- _The task_: Reproduce the material word for word, from its first line through the line containing "barcode-bar [572, 1194, 574, 1294]", both ends included.

- _Source data_:
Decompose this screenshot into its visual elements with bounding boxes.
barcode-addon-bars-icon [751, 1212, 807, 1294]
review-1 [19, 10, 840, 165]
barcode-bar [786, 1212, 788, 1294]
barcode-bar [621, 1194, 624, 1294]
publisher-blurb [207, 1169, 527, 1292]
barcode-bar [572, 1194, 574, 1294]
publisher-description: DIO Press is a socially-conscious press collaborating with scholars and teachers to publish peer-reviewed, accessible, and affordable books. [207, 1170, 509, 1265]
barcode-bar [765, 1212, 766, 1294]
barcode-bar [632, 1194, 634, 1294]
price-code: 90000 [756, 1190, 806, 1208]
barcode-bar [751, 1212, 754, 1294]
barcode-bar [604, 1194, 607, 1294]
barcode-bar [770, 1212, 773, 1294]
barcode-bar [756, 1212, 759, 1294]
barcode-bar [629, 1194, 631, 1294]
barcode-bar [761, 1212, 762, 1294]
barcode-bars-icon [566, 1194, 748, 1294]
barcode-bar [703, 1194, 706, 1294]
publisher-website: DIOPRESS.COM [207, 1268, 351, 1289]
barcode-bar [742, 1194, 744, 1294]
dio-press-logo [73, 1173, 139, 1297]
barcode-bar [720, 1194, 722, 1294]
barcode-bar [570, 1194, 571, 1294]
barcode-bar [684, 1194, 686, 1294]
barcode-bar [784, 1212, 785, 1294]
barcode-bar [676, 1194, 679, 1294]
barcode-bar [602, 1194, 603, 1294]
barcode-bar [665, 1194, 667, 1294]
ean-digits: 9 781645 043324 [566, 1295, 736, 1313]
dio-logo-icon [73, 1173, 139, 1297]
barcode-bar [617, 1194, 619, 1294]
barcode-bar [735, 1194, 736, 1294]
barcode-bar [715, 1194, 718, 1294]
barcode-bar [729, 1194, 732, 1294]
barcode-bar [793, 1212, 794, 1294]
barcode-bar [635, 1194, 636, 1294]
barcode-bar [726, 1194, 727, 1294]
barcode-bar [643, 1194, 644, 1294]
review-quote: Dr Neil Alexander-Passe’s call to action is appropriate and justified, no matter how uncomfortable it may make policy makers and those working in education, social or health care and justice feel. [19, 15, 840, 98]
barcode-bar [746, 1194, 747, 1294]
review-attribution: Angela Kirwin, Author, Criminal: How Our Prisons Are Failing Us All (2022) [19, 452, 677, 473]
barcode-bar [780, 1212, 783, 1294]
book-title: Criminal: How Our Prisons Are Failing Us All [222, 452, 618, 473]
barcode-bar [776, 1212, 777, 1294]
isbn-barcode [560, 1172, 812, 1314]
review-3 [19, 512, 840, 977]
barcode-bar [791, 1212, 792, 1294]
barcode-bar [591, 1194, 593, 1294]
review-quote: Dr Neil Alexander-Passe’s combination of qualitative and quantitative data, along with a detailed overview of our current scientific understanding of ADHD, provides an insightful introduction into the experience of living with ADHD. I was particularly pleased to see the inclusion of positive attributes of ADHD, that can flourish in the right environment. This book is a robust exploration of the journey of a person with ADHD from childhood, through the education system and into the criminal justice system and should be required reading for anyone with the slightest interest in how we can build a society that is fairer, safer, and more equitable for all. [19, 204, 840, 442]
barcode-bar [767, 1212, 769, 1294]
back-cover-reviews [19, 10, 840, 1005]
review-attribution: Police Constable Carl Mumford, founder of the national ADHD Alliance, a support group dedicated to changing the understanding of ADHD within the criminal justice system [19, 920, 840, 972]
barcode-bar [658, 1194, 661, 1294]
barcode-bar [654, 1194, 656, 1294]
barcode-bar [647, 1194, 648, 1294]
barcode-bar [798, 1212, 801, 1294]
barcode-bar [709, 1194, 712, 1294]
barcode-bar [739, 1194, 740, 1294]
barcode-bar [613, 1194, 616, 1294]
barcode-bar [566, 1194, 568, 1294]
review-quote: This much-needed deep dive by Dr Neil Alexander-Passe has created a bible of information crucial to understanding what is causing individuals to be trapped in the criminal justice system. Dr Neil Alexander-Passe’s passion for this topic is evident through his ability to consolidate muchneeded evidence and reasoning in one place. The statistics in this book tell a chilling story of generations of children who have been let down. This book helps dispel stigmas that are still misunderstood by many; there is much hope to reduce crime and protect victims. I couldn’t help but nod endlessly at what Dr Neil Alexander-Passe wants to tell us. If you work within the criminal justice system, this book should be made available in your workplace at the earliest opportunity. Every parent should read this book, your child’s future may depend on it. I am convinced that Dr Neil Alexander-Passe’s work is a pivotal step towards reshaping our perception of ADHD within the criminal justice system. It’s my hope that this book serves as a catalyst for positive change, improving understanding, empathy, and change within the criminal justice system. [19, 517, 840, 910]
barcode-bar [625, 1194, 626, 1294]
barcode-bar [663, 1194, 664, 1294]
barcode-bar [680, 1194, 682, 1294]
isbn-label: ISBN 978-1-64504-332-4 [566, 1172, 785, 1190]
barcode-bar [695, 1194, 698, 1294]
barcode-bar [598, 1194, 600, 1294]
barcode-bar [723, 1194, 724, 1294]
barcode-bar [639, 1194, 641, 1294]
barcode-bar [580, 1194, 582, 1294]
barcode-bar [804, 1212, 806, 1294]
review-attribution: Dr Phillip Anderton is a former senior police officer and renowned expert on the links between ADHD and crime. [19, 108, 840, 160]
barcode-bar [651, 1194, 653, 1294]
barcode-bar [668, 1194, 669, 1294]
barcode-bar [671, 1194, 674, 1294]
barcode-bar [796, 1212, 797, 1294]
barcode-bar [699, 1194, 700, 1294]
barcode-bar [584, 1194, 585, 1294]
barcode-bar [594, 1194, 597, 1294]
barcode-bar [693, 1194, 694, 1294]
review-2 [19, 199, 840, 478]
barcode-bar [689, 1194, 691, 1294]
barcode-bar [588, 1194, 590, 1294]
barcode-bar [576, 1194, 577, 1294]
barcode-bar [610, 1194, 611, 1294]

- _Output of the task_:
Decompose this screenshot into its visual elements with bounding boxes.
barcode-addon-bars-icon [751, 1212, 807, 1294]
review-1 [19, 10, 840, 165]
barcode-bar [786, 1212, 788, 1294]
barcode-bar [621, 1194, 624, 1294]
publisher-blurb [207, 1169, 527, 1292]
barcode-bar [572, 1194, 574, 1294]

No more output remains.